株式会社日本中央会計事務所/日本中央税理士法人
運営管理者:公認会計士 青木 寿幸
〒105-0003 東京都港区西新橋2-6-2 ザイマックス西新橋ビル3F
あなたが上場する目的は、なんですか。
「証券市場から多くのお金を集めて、事業に投資して拡大すること」
あなたは、お金さえあれば、今よりもっと儲ける自信があるはずです。
このとき、株価が高い会社ほど、より多くのお金を集めることができます。
上場会社であれば、投資家が売買する株価は、自動的に証券市場で決まります。
一方、あなたの会社がまだ未公開であれば、売買する市場がないため、株価を自分で計算しなければなりません。
では、現在は未公開である、あなたの会社の株価を計算する目的はなんでしょうか。
「公開する前に、より多くのお金を集めれば、上場しやすくなる」
- - -
**設問 A**
本文によると、上場会社の場合、投資家が売買する株価はどこで決まりますか。
**設問 B**
本文のうち、「あなた」という語を含む文をすべて書き出してください。

**提供資料**
- - -
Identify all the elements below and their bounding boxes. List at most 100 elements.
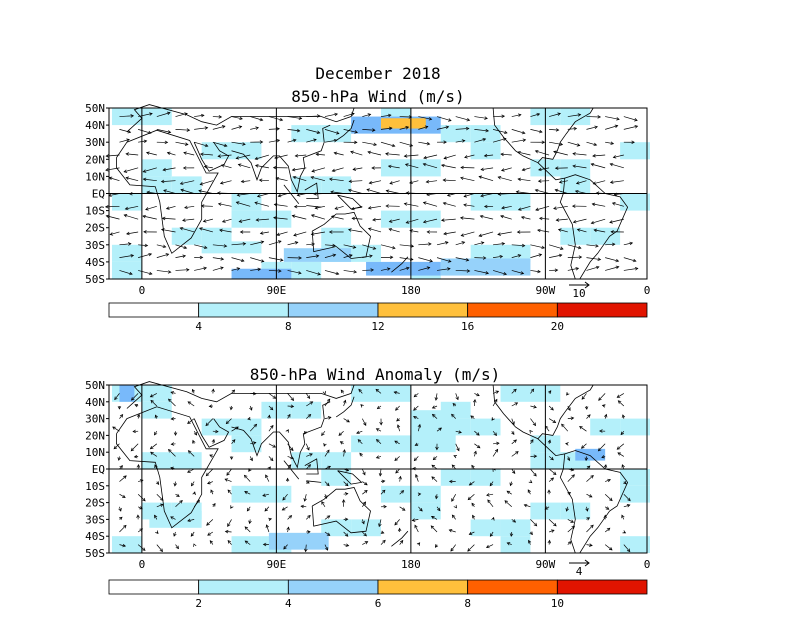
- - -
**解答 A**
証券市場で自動的に決まります。

**解答 B**
- あなたが上場する目的は、なんですか。
- あなたは、お金さえあれば、今よりもっと儲ける自信があるはずです。
- 一方、あなたの会社がまだ未公開であれば、売買する市場がないため、株価を自分で計算しなければなりません。
- では、現在は未公開である、あなたの会社の株価を計算する目的はなんでしょうか。